- _Goal_:
Transcribe the records that follow, preserving every word.

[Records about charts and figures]

====

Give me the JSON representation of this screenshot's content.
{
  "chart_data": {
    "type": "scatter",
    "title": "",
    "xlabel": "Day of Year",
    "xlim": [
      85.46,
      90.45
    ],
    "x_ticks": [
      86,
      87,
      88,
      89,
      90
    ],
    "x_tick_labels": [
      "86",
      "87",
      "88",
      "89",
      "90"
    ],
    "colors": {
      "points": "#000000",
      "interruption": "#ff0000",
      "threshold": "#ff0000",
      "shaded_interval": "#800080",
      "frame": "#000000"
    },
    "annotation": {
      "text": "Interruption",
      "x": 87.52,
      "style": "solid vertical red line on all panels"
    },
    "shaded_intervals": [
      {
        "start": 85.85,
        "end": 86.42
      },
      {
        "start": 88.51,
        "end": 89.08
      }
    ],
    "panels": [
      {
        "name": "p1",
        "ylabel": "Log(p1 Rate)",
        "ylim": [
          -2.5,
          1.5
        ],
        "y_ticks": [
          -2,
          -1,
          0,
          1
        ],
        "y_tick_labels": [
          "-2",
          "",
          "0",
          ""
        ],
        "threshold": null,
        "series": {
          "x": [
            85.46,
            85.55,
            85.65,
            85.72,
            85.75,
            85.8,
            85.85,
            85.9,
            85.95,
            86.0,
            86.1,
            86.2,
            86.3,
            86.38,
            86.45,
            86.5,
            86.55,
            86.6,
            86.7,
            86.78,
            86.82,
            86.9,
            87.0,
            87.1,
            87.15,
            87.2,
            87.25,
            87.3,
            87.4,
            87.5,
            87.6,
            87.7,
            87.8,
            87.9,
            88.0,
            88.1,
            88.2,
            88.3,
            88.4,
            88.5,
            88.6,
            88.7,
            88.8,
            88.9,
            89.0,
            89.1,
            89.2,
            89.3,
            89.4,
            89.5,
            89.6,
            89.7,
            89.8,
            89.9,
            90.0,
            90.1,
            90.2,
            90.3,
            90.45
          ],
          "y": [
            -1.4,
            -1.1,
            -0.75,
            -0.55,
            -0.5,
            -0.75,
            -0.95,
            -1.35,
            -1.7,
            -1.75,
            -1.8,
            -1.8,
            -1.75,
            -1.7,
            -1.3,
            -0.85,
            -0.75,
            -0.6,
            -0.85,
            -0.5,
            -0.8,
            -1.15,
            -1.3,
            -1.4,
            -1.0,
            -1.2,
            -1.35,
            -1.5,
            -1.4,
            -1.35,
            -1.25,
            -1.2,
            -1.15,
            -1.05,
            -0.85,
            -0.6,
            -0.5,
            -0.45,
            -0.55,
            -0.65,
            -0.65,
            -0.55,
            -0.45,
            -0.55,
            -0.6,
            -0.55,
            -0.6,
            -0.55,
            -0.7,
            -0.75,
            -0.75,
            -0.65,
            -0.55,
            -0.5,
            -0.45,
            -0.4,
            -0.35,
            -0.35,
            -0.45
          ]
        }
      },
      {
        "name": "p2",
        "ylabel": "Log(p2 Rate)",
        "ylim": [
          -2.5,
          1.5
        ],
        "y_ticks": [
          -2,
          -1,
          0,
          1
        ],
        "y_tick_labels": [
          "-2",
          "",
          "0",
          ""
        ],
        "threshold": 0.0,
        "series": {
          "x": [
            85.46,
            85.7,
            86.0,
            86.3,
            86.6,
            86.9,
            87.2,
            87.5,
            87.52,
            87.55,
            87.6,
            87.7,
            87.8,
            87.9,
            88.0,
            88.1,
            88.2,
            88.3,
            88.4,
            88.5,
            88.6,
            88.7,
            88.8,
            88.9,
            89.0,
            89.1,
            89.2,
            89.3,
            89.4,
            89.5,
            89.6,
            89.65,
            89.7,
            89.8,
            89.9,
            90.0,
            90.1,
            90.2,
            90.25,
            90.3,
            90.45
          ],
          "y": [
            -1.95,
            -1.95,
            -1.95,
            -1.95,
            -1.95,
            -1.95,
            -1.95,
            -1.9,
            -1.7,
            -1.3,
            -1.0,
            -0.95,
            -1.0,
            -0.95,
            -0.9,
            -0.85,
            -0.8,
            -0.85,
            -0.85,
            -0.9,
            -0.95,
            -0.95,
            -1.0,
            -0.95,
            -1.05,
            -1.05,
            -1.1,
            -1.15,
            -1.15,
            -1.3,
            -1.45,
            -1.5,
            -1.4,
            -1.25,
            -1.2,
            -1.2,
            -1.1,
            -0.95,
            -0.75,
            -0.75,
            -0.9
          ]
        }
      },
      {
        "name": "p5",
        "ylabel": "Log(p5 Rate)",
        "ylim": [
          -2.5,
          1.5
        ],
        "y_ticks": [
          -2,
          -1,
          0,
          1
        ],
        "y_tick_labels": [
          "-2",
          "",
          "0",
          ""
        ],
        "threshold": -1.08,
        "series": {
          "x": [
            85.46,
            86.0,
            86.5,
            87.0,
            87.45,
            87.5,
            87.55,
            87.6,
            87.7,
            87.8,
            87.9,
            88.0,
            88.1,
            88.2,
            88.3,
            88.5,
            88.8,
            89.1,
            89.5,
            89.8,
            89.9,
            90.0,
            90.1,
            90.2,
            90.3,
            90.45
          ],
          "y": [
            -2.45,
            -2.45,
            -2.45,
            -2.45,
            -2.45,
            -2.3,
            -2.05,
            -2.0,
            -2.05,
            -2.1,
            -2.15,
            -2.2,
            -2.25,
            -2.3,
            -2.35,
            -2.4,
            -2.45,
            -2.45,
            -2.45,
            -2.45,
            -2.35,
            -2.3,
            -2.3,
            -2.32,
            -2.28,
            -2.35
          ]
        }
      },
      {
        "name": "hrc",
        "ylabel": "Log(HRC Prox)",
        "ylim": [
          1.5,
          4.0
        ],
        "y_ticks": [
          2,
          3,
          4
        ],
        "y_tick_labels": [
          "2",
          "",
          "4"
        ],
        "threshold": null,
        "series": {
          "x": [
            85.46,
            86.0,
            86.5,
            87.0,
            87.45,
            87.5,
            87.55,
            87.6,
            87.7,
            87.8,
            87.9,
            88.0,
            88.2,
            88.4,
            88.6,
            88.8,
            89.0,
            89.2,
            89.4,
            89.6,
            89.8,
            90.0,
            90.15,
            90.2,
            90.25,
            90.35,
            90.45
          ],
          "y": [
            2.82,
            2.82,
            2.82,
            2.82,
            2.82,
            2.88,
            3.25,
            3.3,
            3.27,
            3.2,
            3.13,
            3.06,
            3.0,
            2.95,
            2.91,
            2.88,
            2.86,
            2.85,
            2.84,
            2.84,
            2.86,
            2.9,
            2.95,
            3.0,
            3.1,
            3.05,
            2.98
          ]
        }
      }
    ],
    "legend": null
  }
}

====

- _Task answer_:
Give me the JSON representation of this screenshot's content.
{
  "chart_data": {
    "type": "scatter",
    "title": "",
    "xlabel": "Day of Year",
    "xlim": [
      85.46,
      90.45
    ],
    "x_ticks": [
      86,
      87,
      88,
      89,
      90
    ],
    "x_tick_labels": [
      "86",
      "87",
      "88",
      "89",
      "90"
    ],
    "colors": {
      "points": "#000000",
      "interruption": "#ff0000",
      "threshold": "#ff0000",
      "shaded_interval": "#800080",
      "frame": "#000000"
    },
    "annotation": {
      "text": "Interruption",
      "x": 87.52,
      "style": "solid vertical red line on all panels"
    },
    "shaded_intervals": [
      {
        "start": 85.85,
        "end": 86.42
      },
      {
        "start": 88.51,
        "end": 89.08
      }
    ],
    "panels": [
      {
        "name": "p1",
        "ylabel": "Log(p1 Rate)",
        "ylim": [
          -2.5,
          1.5
        ],
        "y_ticks": [
          -2,
          -1,
          0,
          1
        ],
        "y_tick_labels": [
          "-2",
          "",
          "0",
          ""
        ],
        "threshold": null,
        "series": {
          "x": [
            85.46,
            85.55,
            85.65,
            85.72,
            85.75,
            85.8,
            85.85,
            85.9,
            85.95,
            86.0,
            86.1,
            86.2,
            86.3,
            86.38,
            86.45,
            86.5,
            86.55,
            86.6,
            86.7,
            86.78,
            86.82,
            86.9,
            87.0,
            87.1,
            87.15,
            87.2,
            87.25,
            87.3,
            87.4,
            87.5,
            87.6,
            87.7,
            87.8,
            87.9,
            88.0,
            88.1,
            88.2,
            88.3,
            88.4,
            88.5,
            88.6,
            88.7,
            88.8,
            88.9,
            89.0,
            89.1,
            89.2,
            89.3,
            89.4,
            89.5,
            89.6,
            89.7,
            89.8,
            89.9,
            90.0,
            90.1,
            90.2,
            90.3,
            90.45
          ],
          "y": [
            -1.4,
            -1.1,
            -0.75,
            -0.55,
            -0.5,
            -0.75,
            -0.95,
            -1.35,
            -1.7,
            -1.75,
            -1.8,
            -1.8,
            -1.75,
            -1.7,
            -1.3,
            -0.85,
            -0.75,
            -0.6,
            -0.85,
            -0.5,
            -0.8,
            -1.15,
            -1.3,
            -1.4,
            -1.0,
            -1.2,
            -1.35,
            -1.5,
            -1.4,
            -1.35,
            -1.25,
            -1.2,
            -1.15,
            -1.05,
            -0.85,
            -0.6,
            -0.5,
            -0.45,
            -0.55,
            -0.65,
            -0.65,
            -0.55,
            -0.45,
            -0.55,
            -0.6,
            -0.55,
            -0.6,
            -0.55,
            -0.7,
            -0.75,
            -0.75,
            -0.65,
            -0.55,
            -0.5,
            -0.45,
            -0.4,
            -0.35,
            -0.35,
            -0.45
          ]
        }
      },
      {
        "name": "p2",
        "ylabel": "Log(p2 Rate)",
        "ylim": [
          -2.5,
          1.5
        ],
        "y_ticks": [
          -2,
          -1,
          0,
          1
        ],
        "y_tick_labels": [
          "-2",
          "",
          "0",
          ""
        ],
        "threshold": 0.0,
        "series": {
          "x": [
            85.46,
            85.7,
            86.0,
            86.3,
            86.6,
            86.9,
            87.2,
            87.5,
            87.52,
            87.55,
            87.6,
            87.7,
            87.8,
            87.9,
            88.0,
            88.1,
            88.2,
            88.3,
            88.4,
            88.5,
            88.6,
            88.7,
            88.8,
            88.9,
            89.0,
            89.1,
            89.2,
            89.3,
            89.4,
            89.5,
            89.6,
            89.65,
            89.7,
            89.8,
            89.9,
            90.0,
            90.1,
            90.2,
            90.25,
            90.3,
            90.45
          ],
          "y": [
            -1.95,
            -1.95,
            -1.95,
            -1.95,
            -1.95,
            -1.95,
            -1.95,
            -1.9,
            -1.7,
            -1.3,
            -1.0,
            -0.95,
            -1.0,
            -0.95,
            -0.9,
            -0.85,
            -0.8,
            -0.85,
            -0.85,
            -0.9,
            -0.95,
            -0.95,
            -1.0,
            -0.95,
            -1.05,
            -1.05,
            -1.1,
            -1.15,
            -1.15,
            -1.3,
            -1.45,
            -1.5,
            -1.4,
            -1.25,
            -1.2,
            -1.2,
            -1.1,
            -0.95,
            -0.75,
            -0.75,
            -0.9
          ]
        }
      },
      {
        "name": "p5",
        "ylabel": "Log(p5 Rate)",
        "ylim": [
          -2.5,
          1.5
        ],
        "y_ticks": [
          -2,
          -1,
          0,
          1
        ],
        "y_tick_labels": [
          "-2",
          "",
          "0",
          ""
        ],
        "threshold": -1.08,
        "series": {
          "x": [
            85.46,
            86.0,
            86.5,
            87.0,
            87.45,
            87.5,
            87.55,
            87.6,
            87.7,
            87.8,
            87.9,
            88.0,
            88.1,
            88.2,
            88.3,
            88.5,
            88.8,
            89.1,
            89.5,
            89.8,
            89.9,
            90.0,
            90.1,
            90.2,
            90.3,
            90.45
          ],
          "y": [
            -2.45,
            -2.45,
            -2.45,
            -2.45,
            -2.45,
            -2.3,
            -2.05,
            -2.0,
            -2.05,
            -2.1,
            -2.15,
            -2.2,
            -2.25,
            -2.3,
            -2.35,
            -2.4,
            -2.45,
            -2.45,
            -2.45,
            -2.45,
            -2.35,
            -2.3,
            -2.3,
            -2.32,
            -2.28,
            -2.35
          ]
        }
      },
      {
        "name": "hrc",
        "ylabel": "Log(HRC Prox)",
        "ylim": [
          1.5,
          4.0
        ],
        "y_ticks": [
          2,
          3,
          4
        ],
        "y_tick_labels": [
          "2",
          "",
          "4"
        ],
        "threshold": null,
        "series": {
          "x": [
            85.46,
            86.0,
            86.5,
            87.0,
            87.45,
            87.5,
            87.55,
            87.6,
            87.7,
            87.8,
            87.9,
            88.0,
            88.2,
            88.4,
            88.6,
            88.8,
            89.0,
            89.2,
            89.4,
            89.6,
            89.8,
            90.0,
            90.15,
            90.2,
            90.25,
            90.35,
            90.45
          ],
          "y": [
            2.82,
            2.82,
            2.82,
            2.82,
            2.82,
            2.88,
            3.25,
            3.3,
            3.27,
            3.2,
            3.13,
            3.06,
            3.0,
            2.95,
            2.91,
            2.88,
            2.86,
            2.85,
            2.84,
            2.84,
            2.86,
            2.9,
            2.95,
            3.0,
            3.1,
            3.05,
            2.98
          ]
        }
      }
    ],
    "legend": null
  }
}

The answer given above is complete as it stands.